--- 原文摘录 ---

可选的,当目标拍摄物在主设备的拍摄视野内时,也可以采用视觉数据和音频信号中的一种来确定目标拍摄物的位置。
305、根据主设备获取的视频信息和拍摄参数,确定目标拍摄物与主设备之间的第一方位角,获取第二附加音频信号的第一活跃时间和第一距离,根据第一活跃时间和第一距离,确定主音频信号的第二活跃时间。
其中,第一距离为上一次确定的目标拍摄物与主设备之间的目标距离。
306、使用第二活跃时间内的主音频信号进行到达角估计,得到目标拍摄物与主设备之间的第二方位角,将第一方位角与第二方位角进行平滑处理,得到目标方位角。
307、根据主设备获取的视频信息,确定目标拍摄物与主设备之间的第二距离,根据第二距离和声速,计算得到第二时延。
308、对主音频信号进行朝向目标方位角的波束形成处理,得到波束形成信号,确定波束形成信号与第二附加音频信号之间的第一时延。
图1中,声源测向与波束成型器,可以用于对主音频信号进行朝向目标方位角的波束形成处理,得到波束形成信号,并由延迟估计器进一步确定波束形成信号与第二附加音频信号之间的第一时延。
309、将第二时延与第一时延进行平滑处理,得到目标时延,根据目标时延和声速,计算目标距离。
当目标拍摄物在主设备的拍摄视野内时,此时获取的视频数据中包括目标拍摄物,此时可以根据视频帧中拍摄到的目标拍摄物的在视频帧中的位置,再结合相机参数(例如,焦距)和缩放尺度(不同的拍摄视野对应不同的缩放尺度)等先验信息,可以得到上述第一方位角,还可以通过音频信号来确定来估计目标拍摄物与主设备之间的方位角和距离,得到上述第二方位角,通过将上述第一方位角与第二方位角进行平滑处理后得到目标方位角。

--- 所给资料 ---

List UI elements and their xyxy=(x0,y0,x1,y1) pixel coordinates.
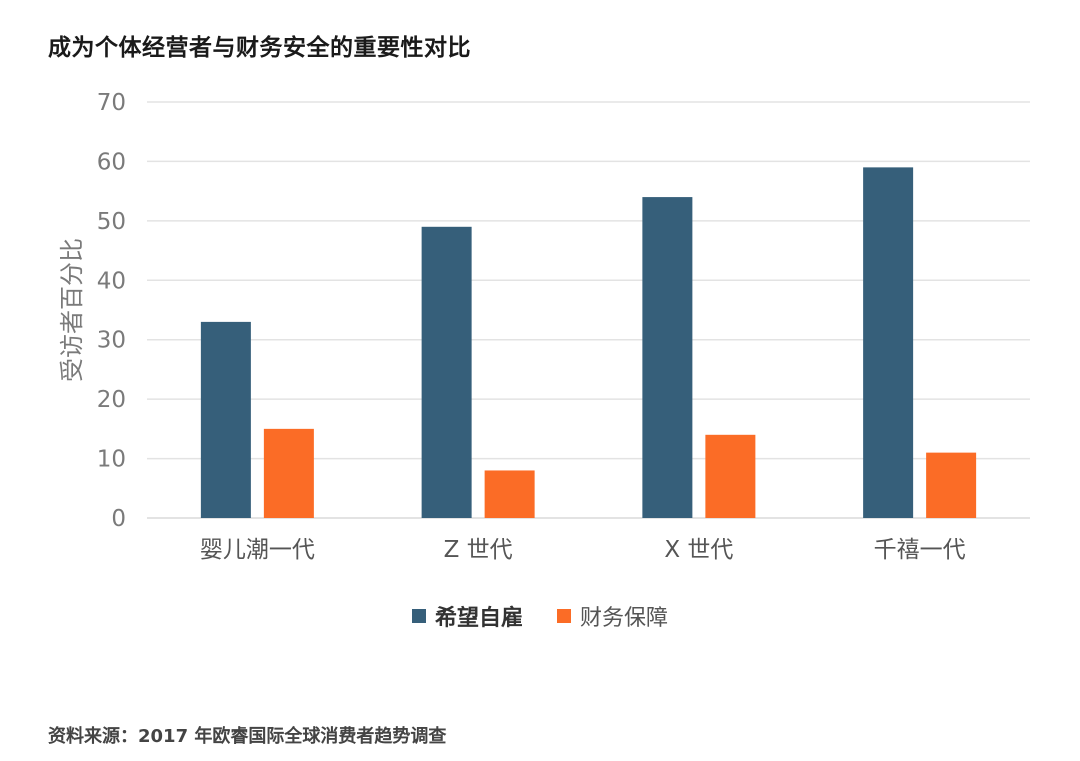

---

• [任务]:
逐字重新录入整段原文摘录。 作答时只依据原文摘录。

• [参考答案]:
可选的,当目标拍摄物在主设备的拍摄视野内时,也可以采用视觉数据和音频信号中的一种来确定目标拍摄物的位置。
305、根据主设备获取的视频信息和拍摄参数,确定目标拍摄物与主设备之间的第一方位角,获取第二附加音频信号的第一活跃时间和第一距离,根据第一活跃时间和第一距离,确定主音频信号的第二活跃时间。
其中,第一距离为上一次确定的目标拍摄物与主设备之间的目标距离。
306、使用第二活跃时间内的主音频信号进行到达角估计,得到目标拍摄物与主设备之间的第二方位角,将第一方位角与第二方位角进行平滑处理,得到目标方位角。
307、根据主设备获取的视频信息,确定目标拍摄物与主设备之间的第二距离,根据第二距离和声速,计算得到第二时延。
308、对主音频信号进行朝向目标方位角的波束形成处理,得到波束形成信号,确定波束形成信号与第二附加音频信号之间的第一时延。
图1中,声源测向与波束成型器,可以用于对主音频信号进行朝向目标方位角的波束形成处理,得到波束形成信号,并由延迟估计器进一步确定波束形成信号与第二附加音频信号之间的第一时延。
309、将第二时延与第一时延进行平滑处理,得到目标时延,根据目标时延和声速,计算目标距离。
当目标拍摄物在主设备的拍摄视野内时,此时获取的视频数据中包括目标拍摄物,此时可以根据视频帧中拍摄到的目标拍摄物的在视频帧中的位置,再结合相机参数(例如,焦距)和缩放尺度(不同的拍摄视野对应不同的缩放尺度)等先验信息,可以得到上述第一方位角,还可以通过音频信号来确定来估计目标拍摄物与主设备之间的方位角和距离,得到上述第二方位角,通过将上述第一方位角与第二方位角进行平滑处理后得到目标方位角。